• [Required actions]
a) List every person other than Marazzi herself whom the Marazzi passage below names.
b) Carry on the Marazzi passage below past its last sentence, in the same style.

#### Supplied passage ####

Marazzi was the daughter of Antonio Marazzi, a diplomat and anthropologist. She was also the niece of Fortunato Marazzi, a soldier, writer and senator. Marazzi was born in Lugano, Switzerland, where his father was on duty. She began to paint as a child. In 1901 her talent brought her under the tutelage of Giuseppe Ferrari in his atelier in Rome. In 1905 her health began to fail and she was misdiagnosed with tuberculosis. She had complex surgery and then left Rome to recover in her family villa in Moscazzano, near Crema. Further health problems forced her to come back to Rome for additional treatment. Unfortunately, she died in surgery at the age of twenty-six.

== Artistic production ==

Her early death prevented Marazzi from reaching fame and artistic success. Nevertheless, she is now remembered as a good portraitist. Her artwork, generally charcoal, crayon and pencil portraits, vaguely symbolic-tasting, are "visions purified by the crayon technique in a tiny and lyric realism where psyche secrets run into the unfathomable mystery of faith".

#### Information given ####

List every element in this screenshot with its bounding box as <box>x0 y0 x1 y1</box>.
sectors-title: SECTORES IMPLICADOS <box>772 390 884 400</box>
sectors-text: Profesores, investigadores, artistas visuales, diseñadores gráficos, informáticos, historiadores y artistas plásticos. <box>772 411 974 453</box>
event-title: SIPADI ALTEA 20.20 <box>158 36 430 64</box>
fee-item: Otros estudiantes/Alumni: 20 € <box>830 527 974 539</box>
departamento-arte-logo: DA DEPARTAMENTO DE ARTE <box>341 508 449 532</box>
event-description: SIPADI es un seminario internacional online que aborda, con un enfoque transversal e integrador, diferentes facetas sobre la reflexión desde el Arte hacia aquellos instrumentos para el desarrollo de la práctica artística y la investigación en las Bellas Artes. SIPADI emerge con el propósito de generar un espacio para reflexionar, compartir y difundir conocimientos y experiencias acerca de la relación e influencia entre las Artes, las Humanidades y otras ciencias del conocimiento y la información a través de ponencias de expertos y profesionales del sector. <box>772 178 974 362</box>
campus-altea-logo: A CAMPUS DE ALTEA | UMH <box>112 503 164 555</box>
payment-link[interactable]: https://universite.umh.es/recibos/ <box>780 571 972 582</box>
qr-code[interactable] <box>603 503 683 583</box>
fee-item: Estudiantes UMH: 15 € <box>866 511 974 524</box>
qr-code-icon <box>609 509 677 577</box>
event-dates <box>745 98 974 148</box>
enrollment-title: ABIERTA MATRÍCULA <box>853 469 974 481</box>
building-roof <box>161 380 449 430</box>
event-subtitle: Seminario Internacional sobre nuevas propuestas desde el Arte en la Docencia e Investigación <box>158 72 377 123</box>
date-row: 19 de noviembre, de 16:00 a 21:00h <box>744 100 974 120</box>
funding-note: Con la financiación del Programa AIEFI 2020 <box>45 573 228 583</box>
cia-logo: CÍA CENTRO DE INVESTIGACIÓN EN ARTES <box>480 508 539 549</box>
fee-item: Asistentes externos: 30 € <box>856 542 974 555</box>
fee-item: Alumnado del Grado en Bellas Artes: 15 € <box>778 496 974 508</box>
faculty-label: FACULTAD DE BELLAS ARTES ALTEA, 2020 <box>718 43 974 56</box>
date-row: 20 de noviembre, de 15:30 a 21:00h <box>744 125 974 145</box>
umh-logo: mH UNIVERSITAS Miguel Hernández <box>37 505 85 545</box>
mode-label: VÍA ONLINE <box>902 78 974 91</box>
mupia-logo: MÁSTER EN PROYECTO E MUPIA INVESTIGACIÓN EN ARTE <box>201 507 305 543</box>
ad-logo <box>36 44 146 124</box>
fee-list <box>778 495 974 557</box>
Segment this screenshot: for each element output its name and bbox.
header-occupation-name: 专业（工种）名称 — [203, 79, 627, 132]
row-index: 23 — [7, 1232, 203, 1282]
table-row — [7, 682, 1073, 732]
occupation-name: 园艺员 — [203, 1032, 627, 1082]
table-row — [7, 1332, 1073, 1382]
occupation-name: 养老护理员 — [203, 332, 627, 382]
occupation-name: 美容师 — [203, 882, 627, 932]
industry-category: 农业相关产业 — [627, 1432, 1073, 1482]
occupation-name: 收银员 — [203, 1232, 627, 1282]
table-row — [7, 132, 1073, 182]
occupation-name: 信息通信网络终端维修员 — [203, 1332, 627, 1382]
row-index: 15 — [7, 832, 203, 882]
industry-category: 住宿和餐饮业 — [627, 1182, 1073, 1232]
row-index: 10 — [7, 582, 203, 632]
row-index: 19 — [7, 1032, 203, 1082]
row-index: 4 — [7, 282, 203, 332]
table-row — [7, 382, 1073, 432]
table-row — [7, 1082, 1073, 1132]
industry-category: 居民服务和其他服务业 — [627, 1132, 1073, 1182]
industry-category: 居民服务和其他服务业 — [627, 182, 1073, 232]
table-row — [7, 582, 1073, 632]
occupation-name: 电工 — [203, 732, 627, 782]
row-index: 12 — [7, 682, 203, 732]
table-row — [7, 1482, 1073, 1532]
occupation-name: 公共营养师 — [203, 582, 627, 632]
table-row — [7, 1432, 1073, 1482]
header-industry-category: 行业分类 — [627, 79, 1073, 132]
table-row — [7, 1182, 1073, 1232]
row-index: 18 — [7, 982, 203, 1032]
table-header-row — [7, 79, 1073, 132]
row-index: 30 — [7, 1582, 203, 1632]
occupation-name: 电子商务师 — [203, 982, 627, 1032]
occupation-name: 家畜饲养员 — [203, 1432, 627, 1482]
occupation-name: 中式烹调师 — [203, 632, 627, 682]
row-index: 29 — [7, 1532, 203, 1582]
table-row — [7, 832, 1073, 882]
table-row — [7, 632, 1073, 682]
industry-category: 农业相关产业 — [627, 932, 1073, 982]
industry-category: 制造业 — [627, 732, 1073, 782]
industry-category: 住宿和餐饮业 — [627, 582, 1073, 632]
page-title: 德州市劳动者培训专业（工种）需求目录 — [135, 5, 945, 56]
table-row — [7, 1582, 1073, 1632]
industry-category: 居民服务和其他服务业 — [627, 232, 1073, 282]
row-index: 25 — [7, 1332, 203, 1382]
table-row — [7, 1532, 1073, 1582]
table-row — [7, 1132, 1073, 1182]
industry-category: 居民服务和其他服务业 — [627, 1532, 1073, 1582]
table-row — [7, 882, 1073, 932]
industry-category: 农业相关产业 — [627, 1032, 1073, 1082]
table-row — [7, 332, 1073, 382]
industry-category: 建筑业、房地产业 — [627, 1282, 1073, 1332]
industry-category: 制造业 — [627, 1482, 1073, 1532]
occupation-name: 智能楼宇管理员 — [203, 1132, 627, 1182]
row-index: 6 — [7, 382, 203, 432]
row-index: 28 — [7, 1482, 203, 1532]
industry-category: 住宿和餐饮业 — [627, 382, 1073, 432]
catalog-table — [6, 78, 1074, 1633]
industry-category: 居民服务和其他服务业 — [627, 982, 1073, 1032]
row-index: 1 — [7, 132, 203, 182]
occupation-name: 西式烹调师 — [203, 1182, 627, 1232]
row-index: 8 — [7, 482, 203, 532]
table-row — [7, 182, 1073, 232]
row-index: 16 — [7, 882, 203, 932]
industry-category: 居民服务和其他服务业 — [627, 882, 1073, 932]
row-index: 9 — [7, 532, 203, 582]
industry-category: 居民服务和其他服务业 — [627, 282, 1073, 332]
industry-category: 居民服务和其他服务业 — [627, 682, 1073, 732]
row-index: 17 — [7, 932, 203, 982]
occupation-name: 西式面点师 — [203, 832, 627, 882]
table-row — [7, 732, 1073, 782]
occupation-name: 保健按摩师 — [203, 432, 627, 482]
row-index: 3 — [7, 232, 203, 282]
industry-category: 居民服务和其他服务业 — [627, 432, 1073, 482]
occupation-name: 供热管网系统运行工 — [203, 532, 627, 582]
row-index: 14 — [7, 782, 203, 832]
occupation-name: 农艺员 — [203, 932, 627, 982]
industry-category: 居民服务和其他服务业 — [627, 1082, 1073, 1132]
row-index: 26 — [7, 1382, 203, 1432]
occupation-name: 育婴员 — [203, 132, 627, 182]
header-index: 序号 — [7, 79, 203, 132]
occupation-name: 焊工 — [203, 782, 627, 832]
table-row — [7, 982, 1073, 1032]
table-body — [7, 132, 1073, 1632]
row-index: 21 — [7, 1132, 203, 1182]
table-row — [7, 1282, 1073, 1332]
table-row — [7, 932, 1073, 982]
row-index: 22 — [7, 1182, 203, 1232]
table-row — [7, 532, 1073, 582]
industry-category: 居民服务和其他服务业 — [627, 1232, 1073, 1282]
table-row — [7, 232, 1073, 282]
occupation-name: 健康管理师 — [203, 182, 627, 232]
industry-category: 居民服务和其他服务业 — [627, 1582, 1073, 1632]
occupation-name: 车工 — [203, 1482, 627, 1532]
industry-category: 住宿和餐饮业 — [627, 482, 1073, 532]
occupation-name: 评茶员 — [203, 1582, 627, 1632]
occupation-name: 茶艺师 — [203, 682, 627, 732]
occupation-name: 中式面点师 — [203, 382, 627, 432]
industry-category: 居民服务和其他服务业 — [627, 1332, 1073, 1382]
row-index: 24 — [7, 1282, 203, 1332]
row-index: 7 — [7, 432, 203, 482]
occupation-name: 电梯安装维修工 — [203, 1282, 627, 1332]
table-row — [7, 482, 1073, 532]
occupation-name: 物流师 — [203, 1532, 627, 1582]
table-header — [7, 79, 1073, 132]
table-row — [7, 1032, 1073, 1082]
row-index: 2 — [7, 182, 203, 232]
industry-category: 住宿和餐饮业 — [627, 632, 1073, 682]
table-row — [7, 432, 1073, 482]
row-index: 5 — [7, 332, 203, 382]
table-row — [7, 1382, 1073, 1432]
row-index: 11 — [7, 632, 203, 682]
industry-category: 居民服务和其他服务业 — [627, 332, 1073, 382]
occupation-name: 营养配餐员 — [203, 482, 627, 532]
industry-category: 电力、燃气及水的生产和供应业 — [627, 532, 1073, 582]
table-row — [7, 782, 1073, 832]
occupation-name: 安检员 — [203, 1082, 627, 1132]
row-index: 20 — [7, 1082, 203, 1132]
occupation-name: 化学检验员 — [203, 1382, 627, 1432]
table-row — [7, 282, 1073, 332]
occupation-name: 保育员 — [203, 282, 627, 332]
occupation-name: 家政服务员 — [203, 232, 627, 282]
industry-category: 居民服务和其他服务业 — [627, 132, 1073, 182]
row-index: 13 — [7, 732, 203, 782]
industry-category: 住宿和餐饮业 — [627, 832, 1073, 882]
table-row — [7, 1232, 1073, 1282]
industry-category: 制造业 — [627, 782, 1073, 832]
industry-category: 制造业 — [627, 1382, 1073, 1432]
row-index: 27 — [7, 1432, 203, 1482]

####

• [Answer section]
a) Antonio Marazzi, Fortunato Marazzi, Giuseppe Ferrari

b)
The Civic Museum of Crema displays three portraits by Marazzi.

In the same location an exhibit of her artwork took place in 1972.

==Bibliography==

- Camilla Marazzi, Crema, 1972.
- Museo civico di Crema e del Cremasco. Sezione di arte moderna e contemporanea, Crema, 1995.
- R. Bettinelli, La nostalgia illustre. Arte cremasca tra '800 e '900, Crema, 2006.
- C. Alpini, Pittori e scultori cremaschi dell'Ottocento, Crema, 2008.